## begin Record set
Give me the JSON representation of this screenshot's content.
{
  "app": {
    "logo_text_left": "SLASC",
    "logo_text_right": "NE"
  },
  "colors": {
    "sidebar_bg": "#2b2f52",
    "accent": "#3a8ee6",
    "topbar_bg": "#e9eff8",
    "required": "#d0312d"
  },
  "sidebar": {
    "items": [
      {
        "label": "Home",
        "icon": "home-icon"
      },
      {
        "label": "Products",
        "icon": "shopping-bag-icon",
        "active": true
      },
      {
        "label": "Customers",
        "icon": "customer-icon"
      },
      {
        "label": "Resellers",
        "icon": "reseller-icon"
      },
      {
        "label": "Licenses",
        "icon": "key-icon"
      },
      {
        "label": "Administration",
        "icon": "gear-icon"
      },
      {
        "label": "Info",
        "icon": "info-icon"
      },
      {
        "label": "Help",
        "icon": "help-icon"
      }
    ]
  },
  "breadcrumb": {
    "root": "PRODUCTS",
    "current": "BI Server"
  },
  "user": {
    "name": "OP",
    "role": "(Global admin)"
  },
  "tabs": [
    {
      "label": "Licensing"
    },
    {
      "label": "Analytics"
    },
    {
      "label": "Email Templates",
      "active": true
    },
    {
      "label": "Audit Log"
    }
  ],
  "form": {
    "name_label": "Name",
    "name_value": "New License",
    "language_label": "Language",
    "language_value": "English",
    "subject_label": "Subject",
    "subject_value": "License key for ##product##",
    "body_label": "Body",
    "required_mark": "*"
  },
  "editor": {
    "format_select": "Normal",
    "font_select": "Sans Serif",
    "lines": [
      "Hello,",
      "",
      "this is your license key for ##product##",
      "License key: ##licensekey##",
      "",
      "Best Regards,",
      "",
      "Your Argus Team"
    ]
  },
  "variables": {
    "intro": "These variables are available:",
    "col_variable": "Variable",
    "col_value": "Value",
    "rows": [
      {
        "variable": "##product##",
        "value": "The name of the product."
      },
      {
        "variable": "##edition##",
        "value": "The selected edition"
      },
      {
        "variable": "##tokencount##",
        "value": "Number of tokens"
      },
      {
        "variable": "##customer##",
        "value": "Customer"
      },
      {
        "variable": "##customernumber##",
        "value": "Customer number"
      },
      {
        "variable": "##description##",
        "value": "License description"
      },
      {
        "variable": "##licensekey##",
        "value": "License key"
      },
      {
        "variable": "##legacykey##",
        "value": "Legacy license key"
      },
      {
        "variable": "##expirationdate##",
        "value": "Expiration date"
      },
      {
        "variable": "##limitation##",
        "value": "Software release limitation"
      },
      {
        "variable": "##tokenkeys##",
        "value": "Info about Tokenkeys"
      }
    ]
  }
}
## end Record set
• Requirements: Repeat all the entries exactly as given.

• Final result:
Give me the JSON representation of this screenshot's content.
{
  "app": {
    "logo_text_left": "SLASC",
    "logo_text_right": "NE"
  },
  "colors": {
    "sidebar_bg": "#2b2f52",
    "accent": "#3a8ee6",
    "topbar_bg": "#e9eff8",
    "required": "#d0312d"
  },
  "sidebar": {
    "items": [
      {
        "label": "Home",
        "icon": "home-icon"
      },
      {
        "label": "Products",
        "icon": "shopping-bag-icon",
        "active": true
      },
      {
        "label": "Customers",
        "icon": "customer-icon"
      },
      {
        "label": "Resellers",
        "icon": "reseller-icon"
      },
      {
        "label": "Licenses",
        "icon": "key-icon"
      },
      {
        "label": "Administration",
        "icon": "gear-icon"
      },
      {
        "label": "Info",
        "icon": "info-icon"
      },
      {
        "label": "Help",
        "icon": "help-icon"
      }
    ]
  },
  "breadcrumb": {
    "root": "PRODUCTS",
    "current": "BI Server"
  },
  "user": {
    "name": "OP",
    "role": "(Global admin)"
  },
  "tabs": [
    {
      "label": "Licensing"
    },
    {
      "label": "Analytics"
    },
    {
      "label": "Email Templates",
      "active": true
    },
    {
      "label": "Audit Log"
    }
  ],
  "form": {
    "name_label": "Name",
    "name_value": "New License",
    "language_label": "Language",
    "language_value": "English",
    "subject_label": "Subject",
    "subject_value": "License key for ##product##",
    "body_label": "Body",
    "required_mark": "*"
  },
  "editor": {
    "format_select": "Normal",
    "font_select": "Sans Serif",
    "lines": [
      "Hello,",
      "",
      "this is your license key for ##product##",
      "License key: ##licensekey##",
      "",
      "Best Regards,",
      "",
      "Your Argus Team"
    ]
  },
  "variables": {
    "intro": "These variables are available:",
    "col_variable": "Variable",
    "col_value": "Value",
    "rows": [
      {
        "variable": "##product##",
        "value": "The name of the product."
      },
      {
        "variable": "##edition##",
        "value": "The selected edition"
      },
      {
        "variable": "##tokencount##",
        "value": "Number of tokens"
      },
      {
        "variable": "##customer##",
        "value": "Customer"
      },
      {
        "variable": "##customernumber##",
        "value": "Customer number"
      },
      {
        "variable": "##description##",
        "value": "License description"
      },
      {
        "variable": "##licensekey##",
        "value": "License key"
      },
      {
        "variable": "##legacykey##",
        "value": "Legacy license key"
      },
      {
        "variable": "##expirationdate##",
        "value": "Expiration date"
      },
      {
        "variable": "##limitation##",
        "value": "Software release limitation"
      },
      {
        "variable": "##tokenkeys##",
        "value": "Info about Tokenkeys"
      }
    ]
  }
}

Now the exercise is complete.